Stated goal: Copy, from the entries below, each line in which the string "more" appears.

Task material:

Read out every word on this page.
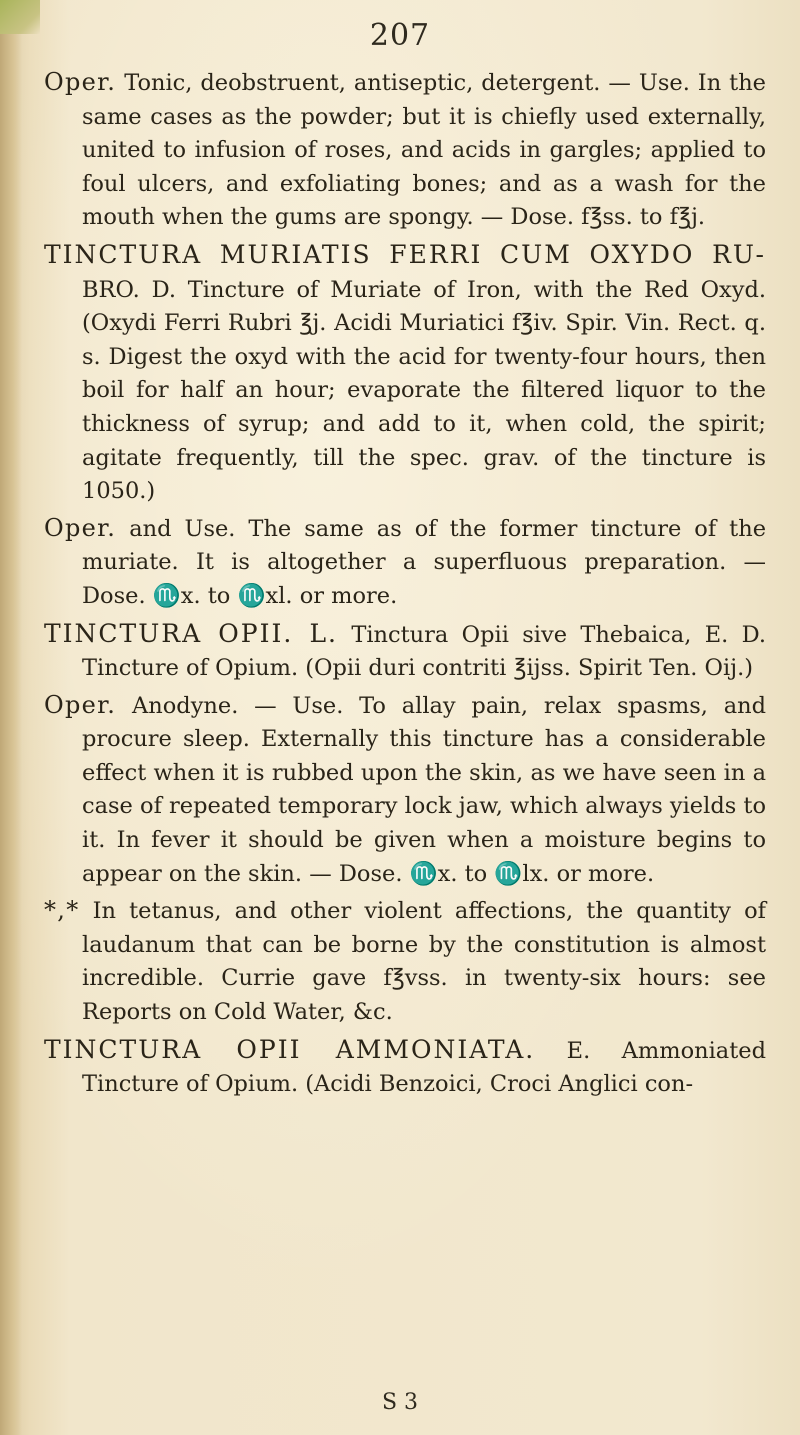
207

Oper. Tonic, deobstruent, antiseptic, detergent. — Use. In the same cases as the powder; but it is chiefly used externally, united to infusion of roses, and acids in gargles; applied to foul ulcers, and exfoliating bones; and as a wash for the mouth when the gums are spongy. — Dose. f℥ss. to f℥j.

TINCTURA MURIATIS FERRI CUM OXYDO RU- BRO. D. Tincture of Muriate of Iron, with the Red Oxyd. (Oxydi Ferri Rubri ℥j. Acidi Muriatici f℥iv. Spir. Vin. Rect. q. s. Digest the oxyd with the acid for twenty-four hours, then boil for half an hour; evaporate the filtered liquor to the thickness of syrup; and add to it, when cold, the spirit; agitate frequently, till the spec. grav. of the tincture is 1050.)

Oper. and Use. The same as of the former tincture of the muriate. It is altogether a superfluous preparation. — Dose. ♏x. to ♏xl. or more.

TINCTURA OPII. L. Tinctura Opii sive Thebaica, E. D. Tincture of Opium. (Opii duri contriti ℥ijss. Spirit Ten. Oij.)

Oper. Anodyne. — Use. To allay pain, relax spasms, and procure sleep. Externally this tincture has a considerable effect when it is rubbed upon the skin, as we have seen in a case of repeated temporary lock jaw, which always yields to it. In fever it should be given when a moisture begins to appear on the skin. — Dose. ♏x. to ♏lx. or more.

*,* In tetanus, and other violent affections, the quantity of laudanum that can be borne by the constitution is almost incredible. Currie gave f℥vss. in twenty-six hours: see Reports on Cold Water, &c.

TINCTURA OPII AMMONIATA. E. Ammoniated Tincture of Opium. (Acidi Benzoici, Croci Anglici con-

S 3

* * *

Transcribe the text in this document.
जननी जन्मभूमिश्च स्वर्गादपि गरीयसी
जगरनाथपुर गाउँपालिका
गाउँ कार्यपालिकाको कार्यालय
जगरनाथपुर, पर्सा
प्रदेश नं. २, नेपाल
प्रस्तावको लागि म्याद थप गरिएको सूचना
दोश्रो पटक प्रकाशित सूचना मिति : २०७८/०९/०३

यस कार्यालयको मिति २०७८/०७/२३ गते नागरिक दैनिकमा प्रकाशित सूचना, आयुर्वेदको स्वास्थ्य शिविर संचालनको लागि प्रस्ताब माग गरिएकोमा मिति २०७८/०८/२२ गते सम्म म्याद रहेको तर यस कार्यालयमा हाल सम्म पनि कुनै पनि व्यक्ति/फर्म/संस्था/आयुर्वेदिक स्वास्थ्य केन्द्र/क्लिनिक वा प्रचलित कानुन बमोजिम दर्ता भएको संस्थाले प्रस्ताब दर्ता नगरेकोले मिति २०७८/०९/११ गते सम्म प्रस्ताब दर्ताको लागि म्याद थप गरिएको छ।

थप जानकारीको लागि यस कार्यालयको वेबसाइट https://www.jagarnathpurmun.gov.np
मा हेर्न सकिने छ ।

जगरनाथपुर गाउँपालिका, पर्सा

Result of this exercise:
Oper. and Use. The same as of the former tincture of the muriate. It is altogether a superfluous preparation. — Dose. ♏x. to ♏xl. or more.
Oper. Anodyne. — Use. To allay pain, relax spasms, and procure sleep. Externally this tincture has a considerable effect when it is rubbed upon the skin, as we have seen in a case of repeated temporary lock jaw, which always yields to it. In fever it should be given when a moisture begins to appear on the skin. — Dose. ♏x. to ♏lx. or more.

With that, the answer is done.